Problem
Transcribe the listing exactly, leaving out every picture.

The data
:::
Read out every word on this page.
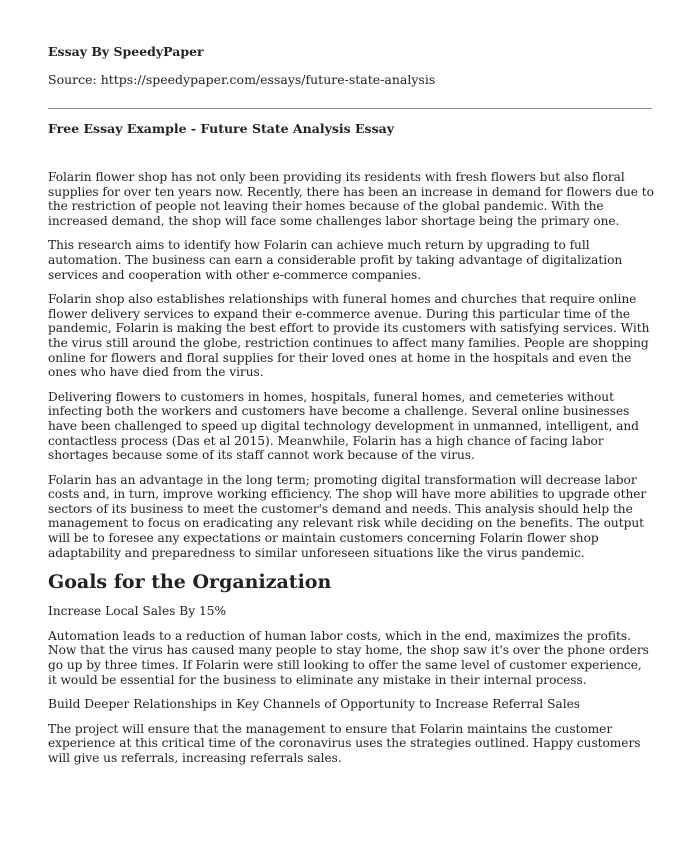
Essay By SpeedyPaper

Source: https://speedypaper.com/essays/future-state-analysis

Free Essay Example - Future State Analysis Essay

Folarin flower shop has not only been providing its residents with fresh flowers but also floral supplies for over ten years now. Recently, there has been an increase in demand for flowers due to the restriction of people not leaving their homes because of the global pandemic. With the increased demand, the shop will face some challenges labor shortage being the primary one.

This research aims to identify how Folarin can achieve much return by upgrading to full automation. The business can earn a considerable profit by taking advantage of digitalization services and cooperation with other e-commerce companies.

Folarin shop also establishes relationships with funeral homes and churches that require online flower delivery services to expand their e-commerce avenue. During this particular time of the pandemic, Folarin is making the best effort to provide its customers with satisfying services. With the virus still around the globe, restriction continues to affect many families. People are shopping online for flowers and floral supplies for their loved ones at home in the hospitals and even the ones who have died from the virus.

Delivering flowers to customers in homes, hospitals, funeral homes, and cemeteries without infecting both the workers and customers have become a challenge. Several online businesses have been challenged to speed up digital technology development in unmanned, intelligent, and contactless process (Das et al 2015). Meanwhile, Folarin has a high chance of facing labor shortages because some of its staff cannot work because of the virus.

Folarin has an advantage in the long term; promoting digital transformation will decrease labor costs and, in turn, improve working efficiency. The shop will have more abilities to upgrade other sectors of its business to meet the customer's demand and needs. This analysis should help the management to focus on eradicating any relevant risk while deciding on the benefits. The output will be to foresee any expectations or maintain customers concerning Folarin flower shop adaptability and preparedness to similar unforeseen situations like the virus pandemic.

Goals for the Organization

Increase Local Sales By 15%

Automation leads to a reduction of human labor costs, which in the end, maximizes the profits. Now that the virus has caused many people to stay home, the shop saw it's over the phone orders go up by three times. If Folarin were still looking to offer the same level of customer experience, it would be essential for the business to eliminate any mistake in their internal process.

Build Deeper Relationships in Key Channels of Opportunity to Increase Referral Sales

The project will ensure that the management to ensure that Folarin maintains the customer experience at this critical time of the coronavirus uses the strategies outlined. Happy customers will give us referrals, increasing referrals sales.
:::
Exercise solution
Read out every word on this page.
Essay By SpeedyPaper

Source: https://speedypaper.com/essays/future-state-analysis

Free Essay Example - Future State Analysis Essay

Folarin flower shop has not only been providing its residents with fresh flowers but also floral supplies for over ten years now. Recently, there has been an increase in demand for flowers due to the restriction of people not leaving their homes because of the global pandemic. With the increased demand, the shop will face some challenges labor shortage being the primary one.

This research aims to identify how Folarin can achieve much return by upgrading to full automation. The business can earn a considerable profit by taking advantage of digitalization services and cooperation with other e-commerce companies.

Folarin shop also establishes relationships with funeral homes and churches that require online flower delivery services to expand their e-commerce avenue. During this particular time of the pandemic, Folarin is making the best effort to provide its customers with satisfying services. With the virus still around the globe, restriction continues to affect many families. People are shopping online for flowers and floral supplies for their loved ones at home in the hospitals and even the ones who have died from the virus.

Delivering flowers to customers in homes, hospitals, funeral homes, and cemeteries without infecting both the workers and customers have become a challenge. Several online businesses have been challenged to speed up digital technology development in unmanned, intelligent, and contactless process (Das et al 2015). Meanwhile, Folarin has a high chance of facing labor shortages because some of its staff cannot work because of the virus.

Folarin has an advantage in the long term; promoting digital transformation will decrease labor costs and, in turn, improve working efficiency. The shop will have more abilities to upgrade other sectors of its business to meet the customer's demand and needs. This analysis should help the management to focus on eradicating any relevant risk while deciding on the benefits. The output will be to foresee any expectations or maintain customers concerning Folarin flower shop adaptability and preparedness to similar unforeseen situations like the virus pandemic.

Goals for the Organization

Increase Local Sales By 15%

Automation leads to a reduction of human labor costs, which in the end, maximizes the profits. Now that the virus has caused many people to stay home, the shop saw it's over the phone orders go up by three times. If Folarin were still looking to offer the same level of customer experience, it would be essential for the business to eliminate any mistake in their internal process.

Build Deeper Relationships in Key Channels of Opportunity to Increase Referral Sales

The project will ensure that the management to ensure that Folarin maintains the customer experience at this critical time of the coronavirus uses the strategies outlined. Happy customers will give us referrals, increasing referrals sales.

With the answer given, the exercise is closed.